EXCERPT:
#####

The information needed by the applicant to submit a successful application for a licence to operate is articulated in CNSC’s regulatory document REGDOC-1.1.3.

For a licence to operate a new NPP, in addition to assessing the information included in the initial application, the CNSC verifies that any outstanding issues from the construction licensing stage have been resolved.

The initial operating licence will enable the operator to load nuclear fuel and begin fuel-in commissioning (i.e., Phases B, C and D). These activities complete the overall commissioning program of SSCs to confirm that:

• the key operational safety characteristics match those used in the safety analyses
• the NPP has been constructed in accordance with the design
• the SSCs important to safety are functioning reliably

Commissioning is discussed in more detail in sub-article 19(i).

#### Licence period

The CNSC uses flexible licence periods that enable it to regulate NPPs in a more risk-informed manner (in particular, through the adjustment of the licence period according to the licensee’s previous performance and the findings resulting from its compliance verification activities). The licensee may also request a specific licence period to match its planned activities or anticipated change in status (such as the beginning or end of refurbishment).

CNSC Commission member document CMD 02‑M12, New Staff Approach to Recommending Licence Periods, compiles the factors CNSC staff members need to consider when making recommendations to the Commission regarding licence periods. These factors include:

• facility-related hazards
• implementation of the licensee’s quality management programs
• implementation of a compliance program by both the licensee and the CNSC
• CNSC ratings of licensee performance under the CNSC safety and control areas
• the requirements of the Canadian Nuclear Safety Commission Cost Recovery Fees Regulations
• the facility’s planning cycle

The imposition of a relatively short licence period by the Commission is an option where overall licensee performance, or one of the other factors listed above, is unsatisfactory.

#### Licence renewal and updating the licensing basis

During the reporting period, the licences to operate Pickering, Bruce and Point Lepreau were all renewed. The operating licences for Pickering and Bruce were renewed, in separate hearings in 2018, for ten years. The operating licence for Point Lepreau was renewed in 2017 for five years.

The licence to operate Gentilly-2 expired during the reporting period (see subsection 7.2(ii)(e)). In 2016, the Commission issued Hydro-Québec a license to decommission Gentilly-2 for a period of ten years.

#####

INPUT:
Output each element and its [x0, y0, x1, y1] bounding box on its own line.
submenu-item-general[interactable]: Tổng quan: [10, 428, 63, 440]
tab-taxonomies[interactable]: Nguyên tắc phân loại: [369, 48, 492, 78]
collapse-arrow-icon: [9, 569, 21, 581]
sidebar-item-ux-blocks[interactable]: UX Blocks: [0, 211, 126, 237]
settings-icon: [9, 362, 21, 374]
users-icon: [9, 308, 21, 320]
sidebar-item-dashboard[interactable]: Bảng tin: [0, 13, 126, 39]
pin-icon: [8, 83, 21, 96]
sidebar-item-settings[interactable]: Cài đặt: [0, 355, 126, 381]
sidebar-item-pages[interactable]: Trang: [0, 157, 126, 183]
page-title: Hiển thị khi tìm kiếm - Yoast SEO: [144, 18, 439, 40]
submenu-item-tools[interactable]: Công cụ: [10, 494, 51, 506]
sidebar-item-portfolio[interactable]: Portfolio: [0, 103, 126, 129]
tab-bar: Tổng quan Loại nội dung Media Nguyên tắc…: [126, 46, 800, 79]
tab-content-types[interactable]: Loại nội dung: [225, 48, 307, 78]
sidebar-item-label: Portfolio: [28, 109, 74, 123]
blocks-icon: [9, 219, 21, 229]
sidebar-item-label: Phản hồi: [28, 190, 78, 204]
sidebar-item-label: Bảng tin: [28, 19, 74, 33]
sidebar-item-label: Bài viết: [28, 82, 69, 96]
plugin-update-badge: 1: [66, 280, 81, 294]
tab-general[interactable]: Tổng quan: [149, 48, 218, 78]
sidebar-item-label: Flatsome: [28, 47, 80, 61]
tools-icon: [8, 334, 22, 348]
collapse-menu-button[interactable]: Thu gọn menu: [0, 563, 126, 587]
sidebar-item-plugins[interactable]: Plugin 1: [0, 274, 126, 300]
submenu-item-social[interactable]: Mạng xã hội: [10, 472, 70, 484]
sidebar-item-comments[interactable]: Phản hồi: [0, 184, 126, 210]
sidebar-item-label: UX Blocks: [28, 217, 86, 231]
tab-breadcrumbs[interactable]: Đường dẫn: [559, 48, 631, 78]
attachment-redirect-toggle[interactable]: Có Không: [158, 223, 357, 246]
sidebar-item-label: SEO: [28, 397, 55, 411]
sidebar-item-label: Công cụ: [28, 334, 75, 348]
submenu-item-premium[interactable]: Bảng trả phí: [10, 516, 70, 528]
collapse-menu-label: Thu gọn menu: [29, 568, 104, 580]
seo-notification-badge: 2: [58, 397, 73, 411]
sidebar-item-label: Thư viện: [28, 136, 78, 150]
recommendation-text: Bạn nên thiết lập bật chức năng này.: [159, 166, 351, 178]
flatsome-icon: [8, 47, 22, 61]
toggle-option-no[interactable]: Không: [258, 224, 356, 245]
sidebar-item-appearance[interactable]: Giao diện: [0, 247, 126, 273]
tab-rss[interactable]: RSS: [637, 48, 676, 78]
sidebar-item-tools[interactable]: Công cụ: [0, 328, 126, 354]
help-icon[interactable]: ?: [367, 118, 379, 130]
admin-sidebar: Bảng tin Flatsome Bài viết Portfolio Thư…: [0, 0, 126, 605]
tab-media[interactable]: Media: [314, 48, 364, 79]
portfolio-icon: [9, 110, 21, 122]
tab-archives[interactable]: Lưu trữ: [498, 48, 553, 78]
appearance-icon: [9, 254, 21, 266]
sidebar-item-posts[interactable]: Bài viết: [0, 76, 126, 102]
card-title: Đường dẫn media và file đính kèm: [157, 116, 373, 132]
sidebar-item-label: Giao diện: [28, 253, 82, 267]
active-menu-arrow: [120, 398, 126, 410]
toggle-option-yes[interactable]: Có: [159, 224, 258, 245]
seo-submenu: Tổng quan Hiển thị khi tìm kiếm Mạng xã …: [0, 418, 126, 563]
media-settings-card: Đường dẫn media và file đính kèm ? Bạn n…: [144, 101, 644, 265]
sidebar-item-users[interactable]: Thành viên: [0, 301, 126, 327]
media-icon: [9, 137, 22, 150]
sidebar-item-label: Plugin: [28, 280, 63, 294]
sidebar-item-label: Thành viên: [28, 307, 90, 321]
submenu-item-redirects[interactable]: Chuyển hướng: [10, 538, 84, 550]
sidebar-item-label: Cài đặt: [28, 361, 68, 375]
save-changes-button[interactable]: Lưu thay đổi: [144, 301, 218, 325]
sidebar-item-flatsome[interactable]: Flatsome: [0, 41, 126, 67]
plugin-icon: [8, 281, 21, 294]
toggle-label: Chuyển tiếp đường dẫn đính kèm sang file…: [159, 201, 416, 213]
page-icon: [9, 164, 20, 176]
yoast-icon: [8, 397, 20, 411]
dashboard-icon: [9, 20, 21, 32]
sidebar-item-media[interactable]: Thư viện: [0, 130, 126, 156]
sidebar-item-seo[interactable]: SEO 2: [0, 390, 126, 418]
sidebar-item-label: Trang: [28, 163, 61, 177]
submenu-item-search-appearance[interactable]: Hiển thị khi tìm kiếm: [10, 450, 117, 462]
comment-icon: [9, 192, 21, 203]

#####

TO DO:
**A)** According to the excerpt on reactor licensing, why does the CNSC use flexible licence periods?
**B)** Reproduce the part of the listing that runs from its first line through the line containing "page-title: Hiển thị", including both ends.

OUTPUTS BY TASK:
**A)** Flexible licence periods let the CNSC regulate nuclear power plants in a more risk-informed manner. It can adjust the licence period according to the licensee's previous performance and the findings from its compliance verification activities.

**B)**
Output each element and its [x0, y0, x1, y1] bounding box on its own line.
submenu-item-general[interactable]: Tổng quan: [10, 428, 63, 440]
tab-taxonomies[interactable]: Nguyên tắc phân loại: [369, 48, 492, 78]
collapse-arrow-icon: [9, 569, 21, 581]
sidebar-item-ux-blocks[interactable]: UX Blocks: [0, 211, 126, 237]
settings-icon: [9, 362, 21, 374]
users-icon: [9, 308, 21, 320]
sidebar-item-dashboard[interactable]: Bảng tin: [0, 13, 126, 39]
pin-icon: [8, 83, 21, 96]
sidebar-item-settings[interactable]: Cài đặt: [0, 355, 126, 381]
sidebar-item-pages[interactable]: Trang: [0, 157, 126, 183]
page-title: Hiển thị khi tìm kiếm - Yoast SEO: [144, 18, 439, 40]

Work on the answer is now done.